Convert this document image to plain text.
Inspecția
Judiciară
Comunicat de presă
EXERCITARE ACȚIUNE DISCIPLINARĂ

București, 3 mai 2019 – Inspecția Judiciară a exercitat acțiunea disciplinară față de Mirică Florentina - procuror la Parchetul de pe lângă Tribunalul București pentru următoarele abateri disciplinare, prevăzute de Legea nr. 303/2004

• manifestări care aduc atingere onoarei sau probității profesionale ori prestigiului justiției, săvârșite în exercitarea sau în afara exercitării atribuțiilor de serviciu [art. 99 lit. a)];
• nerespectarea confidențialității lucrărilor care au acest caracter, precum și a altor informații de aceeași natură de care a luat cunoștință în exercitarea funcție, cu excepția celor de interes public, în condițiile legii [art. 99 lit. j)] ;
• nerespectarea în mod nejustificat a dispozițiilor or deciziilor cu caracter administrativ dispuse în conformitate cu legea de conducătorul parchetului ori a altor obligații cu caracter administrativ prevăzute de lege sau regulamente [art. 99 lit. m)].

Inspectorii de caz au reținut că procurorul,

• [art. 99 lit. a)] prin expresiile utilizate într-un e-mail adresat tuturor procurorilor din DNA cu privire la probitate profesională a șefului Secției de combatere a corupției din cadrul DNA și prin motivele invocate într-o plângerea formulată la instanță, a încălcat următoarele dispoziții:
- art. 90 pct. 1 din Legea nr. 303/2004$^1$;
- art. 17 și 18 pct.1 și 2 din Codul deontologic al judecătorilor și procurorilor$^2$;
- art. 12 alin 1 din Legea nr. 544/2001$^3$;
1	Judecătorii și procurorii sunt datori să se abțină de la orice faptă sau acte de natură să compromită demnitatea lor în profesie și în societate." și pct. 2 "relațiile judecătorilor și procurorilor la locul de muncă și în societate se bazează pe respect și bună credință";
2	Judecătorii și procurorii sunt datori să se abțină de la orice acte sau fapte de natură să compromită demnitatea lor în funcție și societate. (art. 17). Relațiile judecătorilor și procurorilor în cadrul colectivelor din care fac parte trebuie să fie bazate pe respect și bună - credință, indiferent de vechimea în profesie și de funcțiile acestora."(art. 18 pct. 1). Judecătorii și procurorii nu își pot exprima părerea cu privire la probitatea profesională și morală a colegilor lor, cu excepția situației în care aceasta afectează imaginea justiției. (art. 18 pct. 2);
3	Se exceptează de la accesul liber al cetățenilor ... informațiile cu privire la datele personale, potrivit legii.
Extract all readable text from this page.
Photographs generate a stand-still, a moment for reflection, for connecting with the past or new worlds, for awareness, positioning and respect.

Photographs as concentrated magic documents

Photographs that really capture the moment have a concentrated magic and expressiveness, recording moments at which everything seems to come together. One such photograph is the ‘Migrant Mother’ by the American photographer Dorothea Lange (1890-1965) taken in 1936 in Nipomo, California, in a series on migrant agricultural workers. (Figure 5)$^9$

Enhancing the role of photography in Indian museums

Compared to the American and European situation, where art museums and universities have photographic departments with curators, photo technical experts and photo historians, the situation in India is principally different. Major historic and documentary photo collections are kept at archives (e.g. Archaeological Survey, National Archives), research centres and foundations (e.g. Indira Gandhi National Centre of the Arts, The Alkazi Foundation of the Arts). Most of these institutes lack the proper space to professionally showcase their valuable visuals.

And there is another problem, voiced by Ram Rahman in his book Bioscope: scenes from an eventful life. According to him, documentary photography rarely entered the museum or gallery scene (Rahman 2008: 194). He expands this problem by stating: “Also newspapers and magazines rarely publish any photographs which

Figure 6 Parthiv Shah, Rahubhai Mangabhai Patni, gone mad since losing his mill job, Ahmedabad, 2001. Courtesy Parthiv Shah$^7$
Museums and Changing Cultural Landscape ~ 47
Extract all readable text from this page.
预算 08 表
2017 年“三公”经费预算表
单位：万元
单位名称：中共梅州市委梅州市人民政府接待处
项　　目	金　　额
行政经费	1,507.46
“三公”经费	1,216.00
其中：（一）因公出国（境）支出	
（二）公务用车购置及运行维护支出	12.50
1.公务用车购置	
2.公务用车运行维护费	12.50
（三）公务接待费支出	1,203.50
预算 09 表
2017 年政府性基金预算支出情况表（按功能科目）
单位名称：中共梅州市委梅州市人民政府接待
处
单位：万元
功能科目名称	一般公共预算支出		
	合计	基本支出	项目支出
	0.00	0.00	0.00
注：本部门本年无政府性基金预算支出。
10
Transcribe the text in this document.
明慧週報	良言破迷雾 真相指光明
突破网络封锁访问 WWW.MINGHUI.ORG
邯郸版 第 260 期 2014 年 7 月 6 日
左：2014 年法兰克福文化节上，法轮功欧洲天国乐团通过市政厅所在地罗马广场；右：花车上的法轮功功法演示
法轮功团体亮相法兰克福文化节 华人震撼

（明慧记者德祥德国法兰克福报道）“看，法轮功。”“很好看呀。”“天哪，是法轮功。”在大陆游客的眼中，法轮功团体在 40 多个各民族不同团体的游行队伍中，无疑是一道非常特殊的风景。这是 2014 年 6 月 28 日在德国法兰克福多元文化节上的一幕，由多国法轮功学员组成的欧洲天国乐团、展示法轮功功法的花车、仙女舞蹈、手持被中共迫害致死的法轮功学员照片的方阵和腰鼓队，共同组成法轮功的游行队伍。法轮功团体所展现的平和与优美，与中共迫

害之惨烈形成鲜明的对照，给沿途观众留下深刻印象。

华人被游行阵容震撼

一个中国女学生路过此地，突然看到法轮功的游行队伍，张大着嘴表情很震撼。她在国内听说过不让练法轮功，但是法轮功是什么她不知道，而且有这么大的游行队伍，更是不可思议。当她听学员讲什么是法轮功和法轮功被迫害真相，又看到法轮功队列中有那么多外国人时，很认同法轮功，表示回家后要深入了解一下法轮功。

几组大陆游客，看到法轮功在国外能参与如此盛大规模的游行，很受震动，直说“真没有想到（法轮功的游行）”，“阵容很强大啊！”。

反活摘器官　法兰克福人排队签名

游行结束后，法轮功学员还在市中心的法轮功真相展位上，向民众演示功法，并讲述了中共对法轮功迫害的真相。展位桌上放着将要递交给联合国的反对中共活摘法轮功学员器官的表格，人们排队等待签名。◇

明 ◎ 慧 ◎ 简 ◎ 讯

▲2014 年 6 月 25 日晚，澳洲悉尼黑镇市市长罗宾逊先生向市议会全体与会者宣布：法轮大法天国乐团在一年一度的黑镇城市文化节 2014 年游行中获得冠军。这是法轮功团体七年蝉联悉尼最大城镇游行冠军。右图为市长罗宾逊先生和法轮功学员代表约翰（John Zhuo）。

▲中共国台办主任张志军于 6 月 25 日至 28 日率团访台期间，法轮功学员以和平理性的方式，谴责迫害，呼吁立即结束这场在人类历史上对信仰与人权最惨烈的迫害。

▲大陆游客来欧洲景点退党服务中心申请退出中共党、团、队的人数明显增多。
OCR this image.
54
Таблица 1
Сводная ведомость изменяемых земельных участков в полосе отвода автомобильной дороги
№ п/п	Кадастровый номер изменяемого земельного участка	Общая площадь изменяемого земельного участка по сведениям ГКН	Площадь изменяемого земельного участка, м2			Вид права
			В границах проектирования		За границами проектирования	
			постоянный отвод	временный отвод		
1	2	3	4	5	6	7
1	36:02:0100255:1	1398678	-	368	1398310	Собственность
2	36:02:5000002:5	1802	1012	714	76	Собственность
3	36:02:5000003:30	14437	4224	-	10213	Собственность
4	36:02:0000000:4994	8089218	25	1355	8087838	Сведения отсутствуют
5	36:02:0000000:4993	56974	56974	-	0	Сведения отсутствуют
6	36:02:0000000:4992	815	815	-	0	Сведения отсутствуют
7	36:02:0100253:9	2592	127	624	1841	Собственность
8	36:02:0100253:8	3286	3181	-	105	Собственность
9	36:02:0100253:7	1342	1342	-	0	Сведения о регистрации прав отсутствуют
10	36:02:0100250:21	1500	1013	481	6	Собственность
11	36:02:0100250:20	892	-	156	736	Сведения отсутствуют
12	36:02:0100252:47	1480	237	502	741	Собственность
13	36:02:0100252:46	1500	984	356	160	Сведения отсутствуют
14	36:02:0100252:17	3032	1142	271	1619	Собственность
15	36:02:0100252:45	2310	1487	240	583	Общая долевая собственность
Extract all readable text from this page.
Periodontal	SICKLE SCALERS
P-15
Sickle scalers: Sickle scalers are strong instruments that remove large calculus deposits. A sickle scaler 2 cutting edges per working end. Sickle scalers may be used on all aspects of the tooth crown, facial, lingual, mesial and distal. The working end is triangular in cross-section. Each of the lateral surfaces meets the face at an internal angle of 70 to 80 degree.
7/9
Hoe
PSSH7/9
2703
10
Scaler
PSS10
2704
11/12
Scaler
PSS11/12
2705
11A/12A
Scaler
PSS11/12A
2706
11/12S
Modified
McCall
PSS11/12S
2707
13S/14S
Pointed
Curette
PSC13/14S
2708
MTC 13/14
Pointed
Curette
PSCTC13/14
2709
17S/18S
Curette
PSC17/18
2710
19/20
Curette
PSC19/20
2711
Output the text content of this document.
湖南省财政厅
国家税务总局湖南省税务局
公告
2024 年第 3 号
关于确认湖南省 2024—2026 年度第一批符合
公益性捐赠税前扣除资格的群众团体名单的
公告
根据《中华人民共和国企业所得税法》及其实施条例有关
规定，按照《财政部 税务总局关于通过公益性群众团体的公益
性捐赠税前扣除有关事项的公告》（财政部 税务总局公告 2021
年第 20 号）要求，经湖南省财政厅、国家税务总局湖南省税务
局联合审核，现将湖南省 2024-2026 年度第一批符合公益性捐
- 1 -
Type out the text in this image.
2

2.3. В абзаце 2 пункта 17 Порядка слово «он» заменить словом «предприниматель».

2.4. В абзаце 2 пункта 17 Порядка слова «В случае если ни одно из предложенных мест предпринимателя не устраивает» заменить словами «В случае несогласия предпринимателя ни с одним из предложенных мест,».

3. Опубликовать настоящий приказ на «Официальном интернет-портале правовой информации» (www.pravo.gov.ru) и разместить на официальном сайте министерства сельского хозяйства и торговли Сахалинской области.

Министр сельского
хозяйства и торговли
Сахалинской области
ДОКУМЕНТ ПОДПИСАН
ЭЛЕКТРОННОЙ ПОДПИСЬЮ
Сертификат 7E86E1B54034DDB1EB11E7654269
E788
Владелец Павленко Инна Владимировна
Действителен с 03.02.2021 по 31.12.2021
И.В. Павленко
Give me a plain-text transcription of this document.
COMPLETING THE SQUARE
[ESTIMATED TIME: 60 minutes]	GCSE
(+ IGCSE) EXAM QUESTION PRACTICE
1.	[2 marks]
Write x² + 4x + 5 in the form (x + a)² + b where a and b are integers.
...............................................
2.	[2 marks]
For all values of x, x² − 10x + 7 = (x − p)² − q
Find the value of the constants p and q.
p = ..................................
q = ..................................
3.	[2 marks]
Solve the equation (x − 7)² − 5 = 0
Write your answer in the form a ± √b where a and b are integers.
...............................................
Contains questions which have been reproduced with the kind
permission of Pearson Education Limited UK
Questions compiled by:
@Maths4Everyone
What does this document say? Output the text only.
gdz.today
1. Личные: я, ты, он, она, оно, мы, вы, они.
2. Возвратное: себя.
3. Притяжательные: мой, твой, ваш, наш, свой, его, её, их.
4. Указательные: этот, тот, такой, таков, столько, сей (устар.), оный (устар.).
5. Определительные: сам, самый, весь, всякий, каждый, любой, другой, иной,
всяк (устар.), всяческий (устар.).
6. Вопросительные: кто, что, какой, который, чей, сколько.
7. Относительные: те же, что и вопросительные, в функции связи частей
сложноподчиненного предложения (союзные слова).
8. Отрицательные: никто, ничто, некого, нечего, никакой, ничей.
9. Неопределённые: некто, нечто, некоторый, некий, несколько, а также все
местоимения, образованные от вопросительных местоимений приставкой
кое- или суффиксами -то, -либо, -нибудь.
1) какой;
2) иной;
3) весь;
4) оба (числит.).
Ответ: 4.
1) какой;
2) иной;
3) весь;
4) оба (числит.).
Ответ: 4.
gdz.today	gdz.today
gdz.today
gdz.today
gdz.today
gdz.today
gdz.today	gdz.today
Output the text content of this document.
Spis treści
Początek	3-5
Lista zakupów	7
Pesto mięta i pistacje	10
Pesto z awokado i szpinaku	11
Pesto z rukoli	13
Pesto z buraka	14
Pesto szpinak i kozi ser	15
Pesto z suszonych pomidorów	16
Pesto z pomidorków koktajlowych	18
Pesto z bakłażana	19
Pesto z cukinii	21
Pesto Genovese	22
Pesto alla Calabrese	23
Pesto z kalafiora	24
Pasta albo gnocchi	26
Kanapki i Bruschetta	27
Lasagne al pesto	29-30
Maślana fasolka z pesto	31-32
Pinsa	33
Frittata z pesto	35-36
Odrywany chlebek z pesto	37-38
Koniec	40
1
● ● ● ● ● ● ●
| EXERCISE |
Which lines hold the word "абзаце"? Show each one.

| FINAL ANSWER |
2.3. В абзаце 2 пункта 17 Порядка слово «он» заменить словом «предприниматель».
2.4. В абзаце 2 пункта 17 Порядка слова «В случае если ни одно из предложенных мест предпринимателя не устраивает» заменить словами «В случае несогласия предпринимателя ни с одним из предложенных мест,».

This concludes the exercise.